■ EXERCISE INPUT ■
_ _ _ _ _ _ _
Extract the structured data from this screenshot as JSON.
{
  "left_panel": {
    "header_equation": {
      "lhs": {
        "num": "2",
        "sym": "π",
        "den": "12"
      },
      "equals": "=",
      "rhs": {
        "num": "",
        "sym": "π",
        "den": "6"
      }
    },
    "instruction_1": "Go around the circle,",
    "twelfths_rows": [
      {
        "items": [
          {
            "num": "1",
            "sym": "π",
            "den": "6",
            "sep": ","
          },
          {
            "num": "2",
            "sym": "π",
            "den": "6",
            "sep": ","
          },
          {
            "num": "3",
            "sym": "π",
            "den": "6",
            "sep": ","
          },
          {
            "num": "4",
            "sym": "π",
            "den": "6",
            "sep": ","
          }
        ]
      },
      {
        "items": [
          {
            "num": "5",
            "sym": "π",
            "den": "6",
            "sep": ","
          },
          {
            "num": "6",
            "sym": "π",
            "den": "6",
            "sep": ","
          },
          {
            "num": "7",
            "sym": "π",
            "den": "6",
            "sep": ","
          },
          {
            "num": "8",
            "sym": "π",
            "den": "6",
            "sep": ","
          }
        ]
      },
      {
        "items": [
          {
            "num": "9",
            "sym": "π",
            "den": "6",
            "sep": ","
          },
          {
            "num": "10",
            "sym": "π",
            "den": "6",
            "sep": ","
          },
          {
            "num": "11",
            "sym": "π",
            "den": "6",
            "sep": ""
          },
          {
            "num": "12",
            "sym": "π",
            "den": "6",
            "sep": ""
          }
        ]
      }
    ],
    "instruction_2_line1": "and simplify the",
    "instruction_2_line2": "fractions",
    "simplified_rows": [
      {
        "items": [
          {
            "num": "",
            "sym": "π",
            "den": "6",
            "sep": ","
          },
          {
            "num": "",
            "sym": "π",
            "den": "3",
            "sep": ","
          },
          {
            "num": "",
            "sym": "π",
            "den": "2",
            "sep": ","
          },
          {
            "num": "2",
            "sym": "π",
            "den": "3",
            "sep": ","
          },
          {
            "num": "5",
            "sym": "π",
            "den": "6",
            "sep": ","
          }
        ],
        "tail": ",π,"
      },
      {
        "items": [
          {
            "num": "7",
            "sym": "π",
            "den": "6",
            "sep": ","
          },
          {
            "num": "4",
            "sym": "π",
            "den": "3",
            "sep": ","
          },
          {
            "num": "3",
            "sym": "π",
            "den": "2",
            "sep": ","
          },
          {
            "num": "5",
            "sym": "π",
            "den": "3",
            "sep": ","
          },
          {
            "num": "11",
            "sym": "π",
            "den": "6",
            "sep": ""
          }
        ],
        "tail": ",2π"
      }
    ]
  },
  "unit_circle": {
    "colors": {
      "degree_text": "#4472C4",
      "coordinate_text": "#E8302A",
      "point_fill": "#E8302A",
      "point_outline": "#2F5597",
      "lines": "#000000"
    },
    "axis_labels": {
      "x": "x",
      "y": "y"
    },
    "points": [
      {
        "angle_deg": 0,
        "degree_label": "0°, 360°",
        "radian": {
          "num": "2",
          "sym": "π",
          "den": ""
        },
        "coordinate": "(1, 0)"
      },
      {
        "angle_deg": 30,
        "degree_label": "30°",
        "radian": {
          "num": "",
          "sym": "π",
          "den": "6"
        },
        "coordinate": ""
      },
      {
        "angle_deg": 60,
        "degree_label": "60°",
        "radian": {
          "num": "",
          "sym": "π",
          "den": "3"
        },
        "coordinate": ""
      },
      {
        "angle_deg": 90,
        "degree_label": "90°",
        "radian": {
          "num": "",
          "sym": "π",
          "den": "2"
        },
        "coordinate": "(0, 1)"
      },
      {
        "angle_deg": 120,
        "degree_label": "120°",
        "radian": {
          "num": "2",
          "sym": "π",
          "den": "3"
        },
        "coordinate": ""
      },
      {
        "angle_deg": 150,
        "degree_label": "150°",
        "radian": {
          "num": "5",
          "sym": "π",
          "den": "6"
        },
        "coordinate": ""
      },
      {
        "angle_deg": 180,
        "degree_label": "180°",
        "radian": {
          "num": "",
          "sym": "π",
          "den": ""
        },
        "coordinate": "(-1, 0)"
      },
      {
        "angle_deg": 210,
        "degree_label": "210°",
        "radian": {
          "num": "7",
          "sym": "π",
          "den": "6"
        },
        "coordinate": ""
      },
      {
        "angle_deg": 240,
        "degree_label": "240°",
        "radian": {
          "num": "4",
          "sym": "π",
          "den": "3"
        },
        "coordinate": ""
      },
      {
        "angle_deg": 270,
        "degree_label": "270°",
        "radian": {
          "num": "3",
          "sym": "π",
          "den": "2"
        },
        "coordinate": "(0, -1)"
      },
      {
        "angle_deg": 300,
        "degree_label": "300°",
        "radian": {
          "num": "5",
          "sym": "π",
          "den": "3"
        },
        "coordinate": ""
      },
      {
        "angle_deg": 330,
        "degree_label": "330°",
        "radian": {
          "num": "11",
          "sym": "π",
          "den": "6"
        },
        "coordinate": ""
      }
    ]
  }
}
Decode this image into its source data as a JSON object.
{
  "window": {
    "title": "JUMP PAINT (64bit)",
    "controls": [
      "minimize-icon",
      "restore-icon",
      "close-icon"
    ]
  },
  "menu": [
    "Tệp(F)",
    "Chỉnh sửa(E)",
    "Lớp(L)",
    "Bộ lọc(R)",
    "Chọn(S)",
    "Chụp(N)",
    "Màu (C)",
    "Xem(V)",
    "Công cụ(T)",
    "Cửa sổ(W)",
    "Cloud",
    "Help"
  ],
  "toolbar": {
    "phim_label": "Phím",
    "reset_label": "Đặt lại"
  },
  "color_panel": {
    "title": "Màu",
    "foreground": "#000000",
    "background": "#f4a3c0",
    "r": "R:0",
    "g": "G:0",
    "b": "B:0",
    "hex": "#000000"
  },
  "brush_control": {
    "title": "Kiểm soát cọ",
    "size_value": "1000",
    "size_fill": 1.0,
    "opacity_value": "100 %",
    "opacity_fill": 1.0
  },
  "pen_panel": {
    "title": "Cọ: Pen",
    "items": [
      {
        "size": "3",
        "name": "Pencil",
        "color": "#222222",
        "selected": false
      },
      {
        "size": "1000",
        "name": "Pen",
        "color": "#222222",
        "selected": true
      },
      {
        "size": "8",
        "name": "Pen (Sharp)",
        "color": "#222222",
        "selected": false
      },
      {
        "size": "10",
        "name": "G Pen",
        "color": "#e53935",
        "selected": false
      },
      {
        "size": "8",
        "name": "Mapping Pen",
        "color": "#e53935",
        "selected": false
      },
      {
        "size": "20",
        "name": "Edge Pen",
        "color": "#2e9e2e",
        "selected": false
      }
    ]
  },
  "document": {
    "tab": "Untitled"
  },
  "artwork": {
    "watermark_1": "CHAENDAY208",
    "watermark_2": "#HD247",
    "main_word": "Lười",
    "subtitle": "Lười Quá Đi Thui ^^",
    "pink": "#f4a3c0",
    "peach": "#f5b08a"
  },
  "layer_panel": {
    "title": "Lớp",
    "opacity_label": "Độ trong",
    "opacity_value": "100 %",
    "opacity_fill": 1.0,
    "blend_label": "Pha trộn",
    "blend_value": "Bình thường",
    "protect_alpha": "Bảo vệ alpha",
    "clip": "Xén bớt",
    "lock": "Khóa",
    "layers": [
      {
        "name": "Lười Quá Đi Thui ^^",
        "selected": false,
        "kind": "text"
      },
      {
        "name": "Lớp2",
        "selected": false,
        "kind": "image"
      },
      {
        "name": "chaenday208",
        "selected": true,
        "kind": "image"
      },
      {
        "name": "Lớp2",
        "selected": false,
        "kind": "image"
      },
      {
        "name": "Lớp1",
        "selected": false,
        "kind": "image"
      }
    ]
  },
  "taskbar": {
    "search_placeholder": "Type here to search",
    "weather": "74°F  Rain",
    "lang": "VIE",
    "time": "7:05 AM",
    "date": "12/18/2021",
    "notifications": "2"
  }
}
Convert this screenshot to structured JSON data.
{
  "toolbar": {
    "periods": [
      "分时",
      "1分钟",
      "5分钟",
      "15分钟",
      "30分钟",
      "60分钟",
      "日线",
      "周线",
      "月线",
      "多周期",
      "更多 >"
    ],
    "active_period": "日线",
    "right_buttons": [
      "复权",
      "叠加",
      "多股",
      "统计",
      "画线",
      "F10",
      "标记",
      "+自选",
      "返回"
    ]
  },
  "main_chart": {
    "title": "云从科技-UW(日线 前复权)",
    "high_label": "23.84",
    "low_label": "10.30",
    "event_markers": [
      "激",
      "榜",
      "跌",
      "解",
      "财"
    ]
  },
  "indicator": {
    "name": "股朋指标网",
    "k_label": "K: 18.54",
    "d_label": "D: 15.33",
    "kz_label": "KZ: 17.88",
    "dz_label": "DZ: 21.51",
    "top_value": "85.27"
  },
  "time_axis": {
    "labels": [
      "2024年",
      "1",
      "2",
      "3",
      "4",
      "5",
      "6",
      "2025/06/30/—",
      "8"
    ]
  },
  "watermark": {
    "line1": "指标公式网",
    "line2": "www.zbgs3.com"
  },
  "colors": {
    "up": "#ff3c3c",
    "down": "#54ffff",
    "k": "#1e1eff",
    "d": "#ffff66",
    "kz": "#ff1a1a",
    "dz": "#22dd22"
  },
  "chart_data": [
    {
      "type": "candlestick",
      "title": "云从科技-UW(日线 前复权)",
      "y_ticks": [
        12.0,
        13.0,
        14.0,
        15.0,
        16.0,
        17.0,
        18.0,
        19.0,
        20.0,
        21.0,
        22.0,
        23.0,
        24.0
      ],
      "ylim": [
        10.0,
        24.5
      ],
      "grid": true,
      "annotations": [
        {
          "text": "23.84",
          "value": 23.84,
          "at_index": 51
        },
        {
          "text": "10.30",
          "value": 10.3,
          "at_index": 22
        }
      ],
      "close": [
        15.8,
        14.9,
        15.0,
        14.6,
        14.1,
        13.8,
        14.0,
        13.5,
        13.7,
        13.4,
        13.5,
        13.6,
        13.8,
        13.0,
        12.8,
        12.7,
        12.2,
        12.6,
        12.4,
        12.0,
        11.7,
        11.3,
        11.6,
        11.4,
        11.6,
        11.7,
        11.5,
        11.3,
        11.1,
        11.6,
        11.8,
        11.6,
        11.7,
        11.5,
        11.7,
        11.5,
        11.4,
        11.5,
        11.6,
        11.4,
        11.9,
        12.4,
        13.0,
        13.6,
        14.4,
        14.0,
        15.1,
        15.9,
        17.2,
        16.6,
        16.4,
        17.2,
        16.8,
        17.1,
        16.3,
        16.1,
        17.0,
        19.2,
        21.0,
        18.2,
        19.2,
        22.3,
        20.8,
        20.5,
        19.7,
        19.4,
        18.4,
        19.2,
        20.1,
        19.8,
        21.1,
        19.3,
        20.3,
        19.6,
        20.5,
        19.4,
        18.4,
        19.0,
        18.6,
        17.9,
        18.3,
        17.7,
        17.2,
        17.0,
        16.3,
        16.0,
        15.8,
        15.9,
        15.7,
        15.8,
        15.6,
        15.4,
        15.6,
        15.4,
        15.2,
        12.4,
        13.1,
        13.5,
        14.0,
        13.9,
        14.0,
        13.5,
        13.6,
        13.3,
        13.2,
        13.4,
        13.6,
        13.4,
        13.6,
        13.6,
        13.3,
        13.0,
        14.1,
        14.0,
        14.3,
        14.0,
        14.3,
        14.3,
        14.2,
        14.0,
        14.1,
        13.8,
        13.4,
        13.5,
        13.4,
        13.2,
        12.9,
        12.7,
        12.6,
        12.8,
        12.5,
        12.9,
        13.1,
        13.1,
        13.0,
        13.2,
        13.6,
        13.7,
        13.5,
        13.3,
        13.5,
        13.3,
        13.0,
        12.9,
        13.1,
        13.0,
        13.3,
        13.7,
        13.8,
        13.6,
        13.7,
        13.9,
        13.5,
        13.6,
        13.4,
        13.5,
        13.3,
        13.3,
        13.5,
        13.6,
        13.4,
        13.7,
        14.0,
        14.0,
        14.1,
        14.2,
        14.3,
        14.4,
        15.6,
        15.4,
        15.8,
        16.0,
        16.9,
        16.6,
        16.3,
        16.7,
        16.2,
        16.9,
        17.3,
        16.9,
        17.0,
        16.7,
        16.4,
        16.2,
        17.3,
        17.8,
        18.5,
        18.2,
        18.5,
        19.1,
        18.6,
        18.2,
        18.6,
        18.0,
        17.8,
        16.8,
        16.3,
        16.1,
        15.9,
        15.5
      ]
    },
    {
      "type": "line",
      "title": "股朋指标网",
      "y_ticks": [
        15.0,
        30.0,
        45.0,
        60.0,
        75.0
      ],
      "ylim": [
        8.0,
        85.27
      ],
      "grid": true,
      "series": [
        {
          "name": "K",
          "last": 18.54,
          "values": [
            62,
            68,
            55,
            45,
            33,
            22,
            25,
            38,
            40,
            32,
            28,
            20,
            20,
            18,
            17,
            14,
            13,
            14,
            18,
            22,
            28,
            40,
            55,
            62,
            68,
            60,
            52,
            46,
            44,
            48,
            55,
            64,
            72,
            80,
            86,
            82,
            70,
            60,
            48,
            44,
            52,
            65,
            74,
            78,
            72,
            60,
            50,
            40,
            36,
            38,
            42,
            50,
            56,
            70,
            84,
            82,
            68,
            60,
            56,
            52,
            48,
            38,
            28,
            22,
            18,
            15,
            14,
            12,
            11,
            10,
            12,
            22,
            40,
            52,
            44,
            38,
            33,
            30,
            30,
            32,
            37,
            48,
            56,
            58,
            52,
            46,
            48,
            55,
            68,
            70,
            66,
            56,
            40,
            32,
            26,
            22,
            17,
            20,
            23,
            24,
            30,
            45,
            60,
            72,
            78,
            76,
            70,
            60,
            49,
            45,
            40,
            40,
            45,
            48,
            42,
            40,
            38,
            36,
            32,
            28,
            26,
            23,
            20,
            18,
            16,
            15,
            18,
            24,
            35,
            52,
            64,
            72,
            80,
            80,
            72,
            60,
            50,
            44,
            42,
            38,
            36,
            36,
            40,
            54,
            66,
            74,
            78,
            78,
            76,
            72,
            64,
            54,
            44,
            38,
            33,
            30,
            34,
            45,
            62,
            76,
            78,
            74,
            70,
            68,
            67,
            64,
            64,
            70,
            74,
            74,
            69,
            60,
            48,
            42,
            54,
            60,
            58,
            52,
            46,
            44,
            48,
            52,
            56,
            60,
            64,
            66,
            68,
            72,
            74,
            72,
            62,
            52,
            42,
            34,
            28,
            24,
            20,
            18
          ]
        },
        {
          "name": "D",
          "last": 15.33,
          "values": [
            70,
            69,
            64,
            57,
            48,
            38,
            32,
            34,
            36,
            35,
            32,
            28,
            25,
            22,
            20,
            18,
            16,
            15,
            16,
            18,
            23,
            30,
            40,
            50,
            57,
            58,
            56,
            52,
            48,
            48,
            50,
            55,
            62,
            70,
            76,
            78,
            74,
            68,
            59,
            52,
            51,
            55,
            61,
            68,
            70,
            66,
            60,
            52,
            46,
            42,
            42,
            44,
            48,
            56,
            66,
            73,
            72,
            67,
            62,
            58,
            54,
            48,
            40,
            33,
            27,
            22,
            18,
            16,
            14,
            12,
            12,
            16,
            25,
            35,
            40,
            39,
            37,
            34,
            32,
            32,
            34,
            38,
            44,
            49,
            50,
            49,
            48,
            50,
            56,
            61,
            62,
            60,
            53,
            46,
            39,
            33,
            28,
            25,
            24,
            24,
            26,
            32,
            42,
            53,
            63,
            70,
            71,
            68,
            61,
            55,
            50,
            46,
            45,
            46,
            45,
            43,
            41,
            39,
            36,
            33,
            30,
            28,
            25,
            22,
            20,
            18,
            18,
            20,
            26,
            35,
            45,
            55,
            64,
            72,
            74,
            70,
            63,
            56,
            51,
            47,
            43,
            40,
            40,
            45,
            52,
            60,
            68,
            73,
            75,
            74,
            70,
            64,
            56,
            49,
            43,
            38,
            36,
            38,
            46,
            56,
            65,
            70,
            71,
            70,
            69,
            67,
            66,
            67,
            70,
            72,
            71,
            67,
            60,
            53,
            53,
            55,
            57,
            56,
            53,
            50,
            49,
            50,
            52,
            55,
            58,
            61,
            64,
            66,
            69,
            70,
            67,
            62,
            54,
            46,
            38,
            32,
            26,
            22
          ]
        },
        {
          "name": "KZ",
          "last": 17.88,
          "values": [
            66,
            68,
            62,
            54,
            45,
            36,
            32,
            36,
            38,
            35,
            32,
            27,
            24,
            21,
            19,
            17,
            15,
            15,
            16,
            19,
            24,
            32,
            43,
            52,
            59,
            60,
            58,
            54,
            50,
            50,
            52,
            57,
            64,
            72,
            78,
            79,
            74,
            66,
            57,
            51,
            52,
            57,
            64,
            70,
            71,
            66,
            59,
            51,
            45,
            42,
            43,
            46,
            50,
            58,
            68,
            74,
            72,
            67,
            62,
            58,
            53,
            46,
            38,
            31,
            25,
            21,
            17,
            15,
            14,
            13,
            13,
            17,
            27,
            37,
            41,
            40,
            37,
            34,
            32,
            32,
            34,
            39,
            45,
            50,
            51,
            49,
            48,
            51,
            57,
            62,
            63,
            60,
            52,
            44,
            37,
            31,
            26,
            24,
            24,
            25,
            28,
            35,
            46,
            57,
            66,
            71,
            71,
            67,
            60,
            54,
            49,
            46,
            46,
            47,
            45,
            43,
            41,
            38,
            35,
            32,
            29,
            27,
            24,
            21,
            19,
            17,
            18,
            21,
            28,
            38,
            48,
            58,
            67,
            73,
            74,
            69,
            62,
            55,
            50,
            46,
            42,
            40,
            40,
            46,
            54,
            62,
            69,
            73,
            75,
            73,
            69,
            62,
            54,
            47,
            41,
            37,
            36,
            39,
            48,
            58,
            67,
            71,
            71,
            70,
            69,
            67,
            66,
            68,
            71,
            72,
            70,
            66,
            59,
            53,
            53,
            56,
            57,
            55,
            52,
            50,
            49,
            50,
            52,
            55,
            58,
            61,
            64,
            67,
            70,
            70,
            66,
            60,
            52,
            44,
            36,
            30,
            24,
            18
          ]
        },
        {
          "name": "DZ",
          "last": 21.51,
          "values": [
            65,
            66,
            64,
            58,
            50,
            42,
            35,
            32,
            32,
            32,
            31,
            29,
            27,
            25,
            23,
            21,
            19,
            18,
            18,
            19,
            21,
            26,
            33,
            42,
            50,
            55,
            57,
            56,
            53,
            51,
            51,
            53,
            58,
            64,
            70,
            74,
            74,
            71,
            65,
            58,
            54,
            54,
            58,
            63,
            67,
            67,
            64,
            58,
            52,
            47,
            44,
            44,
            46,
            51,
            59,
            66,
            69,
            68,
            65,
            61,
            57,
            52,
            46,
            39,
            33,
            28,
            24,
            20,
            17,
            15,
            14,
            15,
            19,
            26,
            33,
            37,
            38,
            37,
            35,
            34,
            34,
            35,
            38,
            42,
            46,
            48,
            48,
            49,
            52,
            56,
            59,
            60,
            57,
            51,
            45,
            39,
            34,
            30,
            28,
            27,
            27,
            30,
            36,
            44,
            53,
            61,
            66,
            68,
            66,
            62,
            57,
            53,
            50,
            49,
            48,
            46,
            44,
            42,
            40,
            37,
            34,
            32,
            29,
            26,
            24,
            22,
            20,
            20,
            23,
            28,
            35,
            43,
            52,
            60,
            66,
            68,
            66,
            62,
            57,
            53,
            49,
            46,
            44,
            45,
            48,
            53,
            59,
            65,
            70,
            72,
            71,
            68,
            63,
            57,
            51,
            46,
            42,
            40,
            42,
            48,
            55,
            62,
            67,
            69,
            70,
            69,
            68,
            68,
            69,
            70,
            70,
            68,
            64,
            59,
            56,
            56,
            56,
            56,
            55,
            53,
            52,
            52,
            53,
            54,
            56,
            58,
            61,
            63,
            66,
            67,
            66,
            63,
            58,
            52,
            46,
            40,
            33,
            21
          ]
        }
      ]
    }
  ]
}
_ _ _ _ _ _ _
■ WRITTEN REQUEST ■
Select and copy every line from the records that includes the word "JSON".

■ WRITTEN SOLUTION ■
Extract the structured data from this screenshot as JSON.
Decode this image into its source data as a JSON object.
Convert this screenshot to structured JSON data.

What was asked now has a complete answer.